> **What to do**
Look through the data below and work out how many lines contain the string "mascot". Give the number alone.

> **Dataset entries**
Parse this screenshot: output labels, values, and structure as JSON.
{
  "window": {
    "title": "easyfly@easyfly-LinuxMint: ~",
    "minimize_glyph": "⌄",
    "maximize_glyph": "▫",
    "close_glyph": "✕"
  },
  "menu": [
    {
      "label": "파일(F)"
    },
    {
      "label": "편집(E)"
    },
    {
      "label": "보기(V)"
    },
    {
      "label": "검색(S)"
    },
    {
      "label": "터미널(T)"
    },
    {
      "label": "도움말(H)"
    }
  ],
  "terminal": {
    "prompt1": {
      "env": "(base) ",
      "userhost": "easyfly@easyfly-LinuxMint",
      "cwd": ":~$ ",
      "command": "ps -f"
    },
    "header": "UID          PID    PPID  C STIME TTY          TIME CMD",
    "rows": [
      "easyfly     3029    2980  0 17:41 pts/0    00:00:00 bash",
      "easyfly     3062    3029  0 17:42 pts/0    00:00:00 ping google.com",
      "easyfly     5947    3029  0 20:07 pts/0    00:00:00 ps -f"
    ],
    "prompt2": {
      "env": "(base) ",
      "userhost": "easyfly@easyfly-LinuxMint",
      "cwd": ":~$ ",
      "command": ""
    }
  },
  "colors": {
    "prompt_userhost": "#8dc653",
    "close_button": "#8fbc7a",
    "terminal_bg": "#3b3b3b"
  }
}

...

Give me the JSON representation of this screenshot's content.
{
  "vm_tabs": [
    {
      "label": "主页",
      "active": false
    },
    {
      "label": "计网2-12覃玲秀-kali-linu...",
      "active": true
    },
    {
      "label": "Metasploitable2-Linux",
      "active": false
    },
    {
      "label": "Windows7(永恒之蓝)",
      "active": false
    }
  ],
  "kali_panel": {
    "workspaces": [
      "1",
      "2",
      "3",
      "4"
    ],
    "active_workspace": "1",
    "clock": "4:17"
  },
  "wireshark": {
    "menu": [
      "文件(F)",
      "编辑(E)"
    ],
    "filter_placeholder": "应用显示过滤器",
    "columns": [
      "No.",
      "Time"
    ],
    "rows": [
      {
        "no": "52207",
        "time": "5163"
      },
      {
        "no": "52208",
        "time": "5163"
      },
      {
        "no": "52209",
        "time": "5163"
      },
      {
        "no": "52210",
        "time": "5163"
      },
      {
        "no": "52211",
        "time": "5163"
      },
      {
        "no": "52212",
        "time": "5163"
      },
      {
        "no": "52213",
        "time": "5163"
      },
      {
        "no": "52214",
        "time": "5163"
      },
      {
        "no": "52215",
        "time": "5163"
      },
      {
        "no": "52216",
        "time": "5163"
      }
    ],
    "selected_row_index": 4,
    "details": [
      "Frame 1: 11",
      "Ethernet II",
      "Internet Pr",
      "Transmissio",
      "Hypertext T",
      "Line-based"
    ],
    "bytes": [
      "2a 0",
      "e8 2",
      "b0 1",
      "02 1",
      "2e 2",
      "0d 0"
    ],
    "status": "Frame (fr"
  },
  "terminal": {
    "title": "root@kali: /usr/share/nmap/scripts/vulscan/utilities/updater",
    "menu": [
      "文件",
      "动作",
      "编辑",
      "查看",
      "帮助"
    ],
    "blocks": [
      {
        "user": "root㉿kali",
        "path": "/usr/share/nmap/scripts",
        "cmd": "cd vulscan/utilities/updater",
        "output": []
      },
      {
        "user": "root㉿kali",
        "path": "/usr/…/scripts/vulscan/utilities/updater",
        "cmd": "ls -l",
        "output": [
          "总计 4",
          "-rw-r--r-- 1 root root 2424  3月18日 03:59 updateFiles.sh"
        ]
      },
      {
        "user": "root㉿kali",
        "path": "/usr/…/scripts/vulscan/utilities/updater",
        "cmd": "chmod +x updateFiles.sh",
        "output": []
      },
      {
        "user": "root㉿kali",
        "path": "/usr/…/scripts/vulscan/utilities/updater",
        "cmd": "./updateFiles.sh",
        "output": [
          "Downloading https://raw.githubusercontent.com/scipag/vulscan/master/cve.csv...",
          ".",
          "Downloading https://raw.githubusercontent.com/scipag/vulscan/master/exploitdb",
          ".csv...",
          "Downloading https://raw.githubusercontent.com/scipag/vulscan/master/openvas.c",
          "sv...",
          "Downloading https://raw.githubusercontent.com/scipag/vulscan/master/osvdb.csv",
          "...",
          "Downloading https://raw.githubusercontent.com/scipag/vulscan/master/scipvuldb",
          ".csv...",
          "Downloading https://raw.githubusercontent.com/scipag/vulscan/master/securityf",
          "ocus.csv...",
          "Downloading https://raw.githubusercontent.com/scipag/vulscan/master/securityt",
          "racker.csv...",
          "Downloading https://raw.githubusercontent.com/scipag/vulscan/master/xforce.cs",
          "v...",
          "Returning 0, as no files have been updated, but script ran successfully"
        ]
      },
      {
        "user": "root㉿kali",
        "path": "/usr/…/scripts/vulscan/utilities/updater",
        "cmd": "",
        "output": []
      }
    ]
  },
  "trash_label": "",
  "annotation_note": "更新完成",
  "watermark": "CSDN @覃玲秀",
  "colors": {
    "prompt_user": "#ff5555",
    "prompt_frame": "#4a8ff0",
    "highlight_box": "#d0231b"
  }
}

* * *

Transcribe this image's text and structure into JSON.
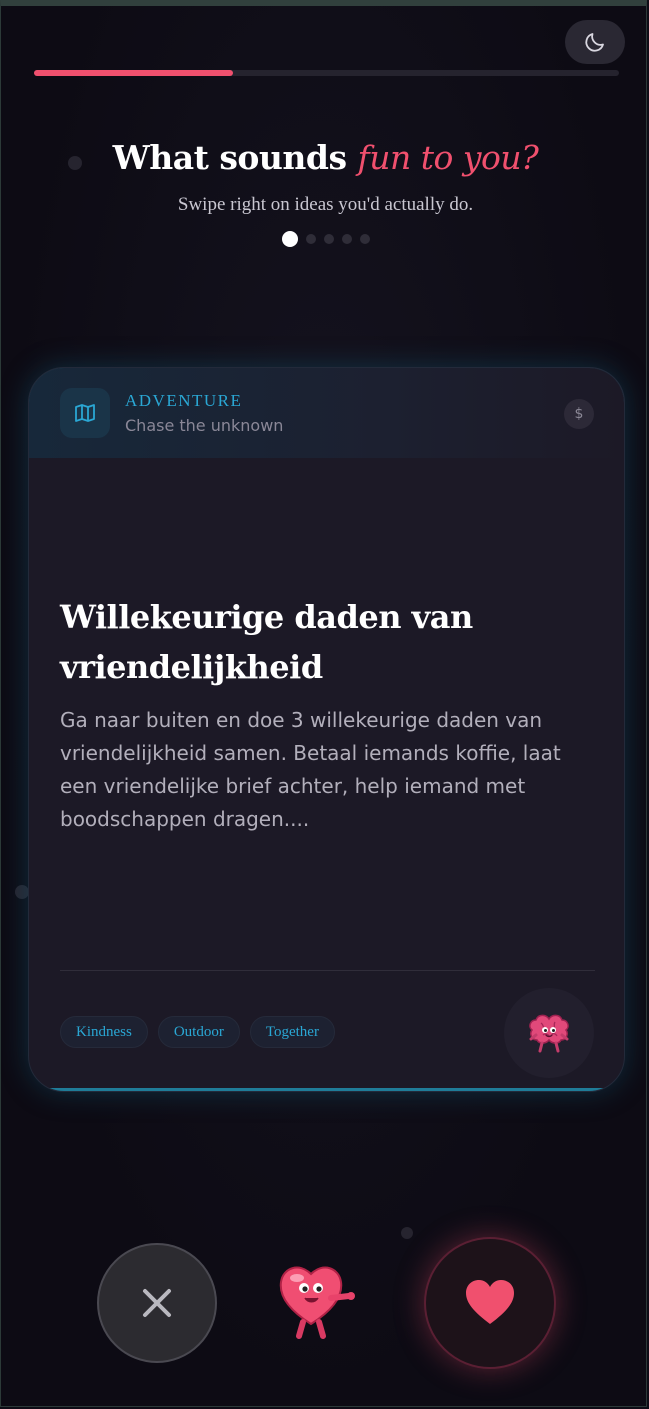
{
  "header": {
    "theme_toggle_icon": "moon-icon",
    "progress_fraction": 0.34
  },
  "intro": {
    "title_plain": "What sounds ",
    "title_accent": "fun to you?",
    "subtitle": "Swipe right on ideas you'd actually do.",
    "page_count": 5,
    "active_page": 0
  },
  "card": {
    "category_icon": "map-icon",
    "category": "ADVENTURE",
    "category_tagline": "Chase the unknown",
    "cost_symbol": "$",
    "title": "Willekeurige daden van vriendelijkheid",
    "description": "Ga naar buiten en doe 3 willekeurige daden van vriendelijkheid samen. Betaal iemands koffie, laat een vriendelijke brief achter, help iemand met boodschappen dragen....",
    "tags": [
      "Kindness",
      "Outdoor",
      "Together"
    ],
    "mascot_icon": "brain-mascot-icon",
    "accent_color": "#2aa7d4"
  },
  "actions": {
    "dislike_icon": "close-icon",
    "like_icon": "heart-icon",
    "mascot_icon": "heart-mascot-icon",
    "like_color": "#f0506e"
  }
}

> **Task output**
2